**The task**
When a line in the material contains the word "Dios", copy it.

**Exercise inputs**
++++++++

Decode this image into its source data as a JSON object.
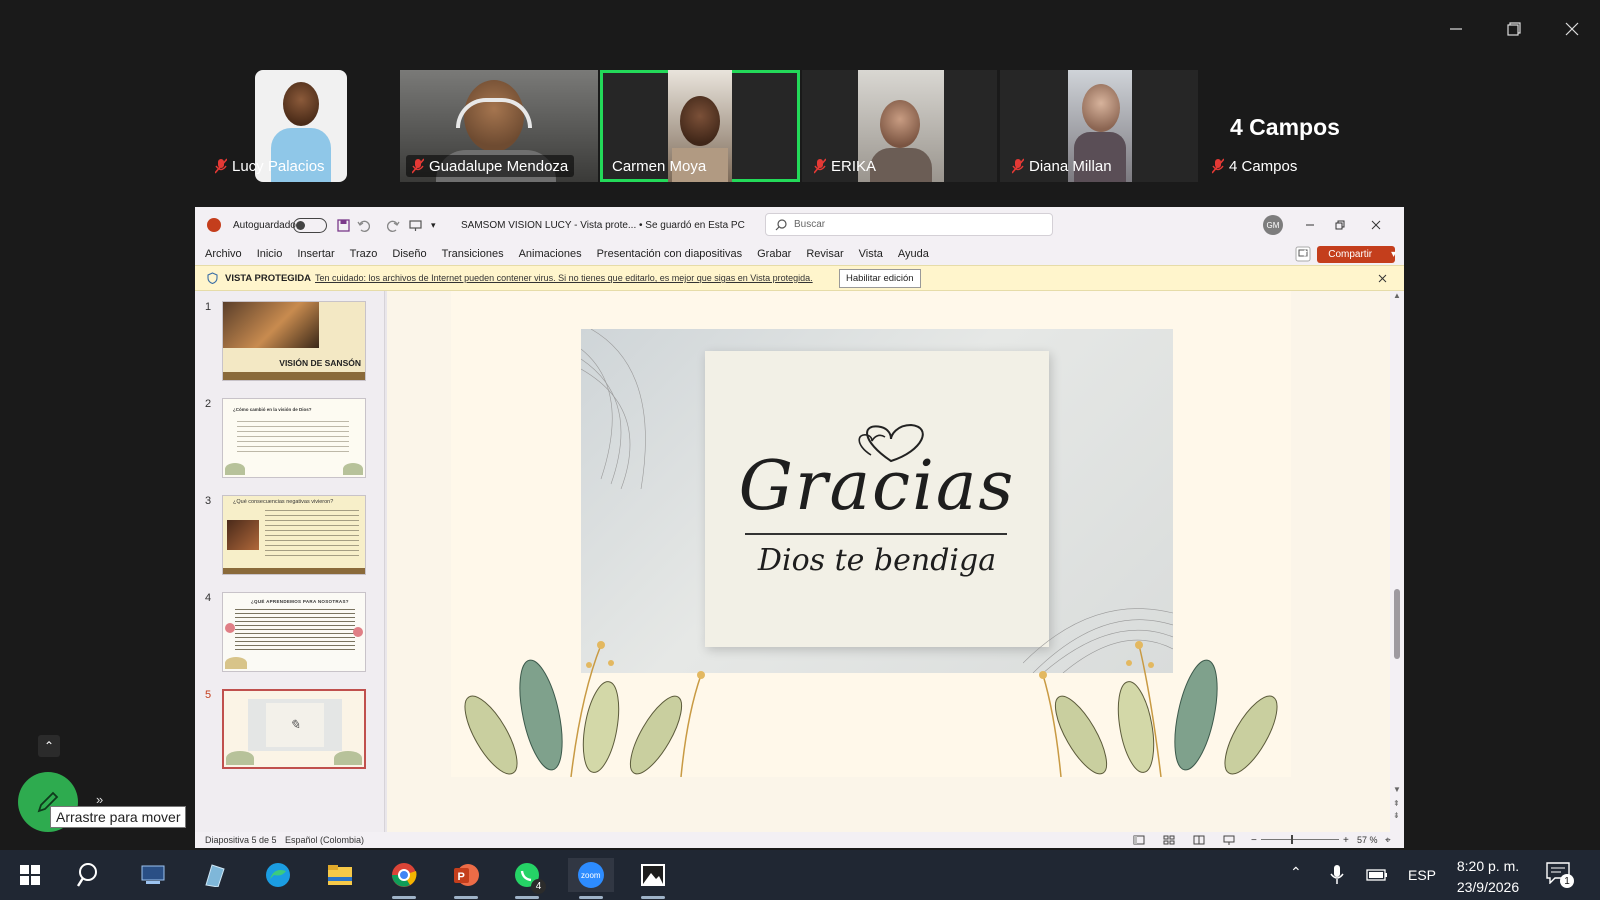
{
  "zoom": {
    "participants": [
      {
        "name": "Lucy Palacios"
      },
      {
        "name": "Guadalupe Mendoza"
      },
      {
        "name": "Carmen Moya"
      },
      {
        "name": "ERIKA"
      },
      {
        "name": "Diana Millan"
      },
      {
        "name": "4 Campos"
      }
    ],
    "big_name": "4 Campos",
    "drag_tooltip": "Arrastre para mover",
    "accent_green": "#23d959"
  },
  "ppt": {
    "autosave_label": "Autoguardado",
    "doc_title": "SAMSOM VISION LUCY  -  Vista prote...  •  Se guardó en Esta PC",
    "search_placeholder": "Buscar",
    "user_initials": "GM",
    "menu": [
      "Archivo",
      "Inicio",
      "Insertar",
      "Trazo",
      "Diseño",
      "Transiciones",
      "Animaciones",
      "Presentación con diapositivas",
      "Grabar",
      "Revisar",
      "Vista",
      "Ayuda"
    ],
    "share_label": "Compartir",
    "protected": {
      "title": "VISTA PROTEGIDA",
      "message": "Ten cuidado: los archivos de Internet pueden contener virus. Si no tienes que editarlo, es mejor que sigas en Vista protegida.",
      "enable_button": "Habilitar edición"
    },
    "thumbnails": [
      {
        "num": "1",
        "text": "VISIÓN DE SANSÓN"
      },
      {
        "num": "2",
        "text": "¿Cómo cambió en la visión de Dios?"
      },
      {
        "num": "3",
        "text": "¿Qué consecuencias negativas vivieron?"
      },
      {
        "num": "4",
        "text": "¿QUÉ APRENDEMOS PARA NOSOTRAS?"
      },
      {
        "num": "5",
        "text": ""
      }
    ],
    "slide": {
      "title": "Gracias",
      "subtitle": "Dios te bendiga"
    },
    "status": {
      "slide_count": "Diapositiva 5 de 5",
      "language": "Español (Colombia)",
      "zoom": "57 %"
    },
    "brand_red": "#c43e1c"
  },
  "taskbar": {
    "language": "ESP",
    "time": "8:20 p. m.",
    "date": "23/9/2026",
    "whatsapp_badge": "4",
    "notif_badge": "1"
  }
}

++++++++

**Output below**
        "text": "¿Cómo cambió en la visión de Dios?"
      "subtitle": "Dios te bendiga"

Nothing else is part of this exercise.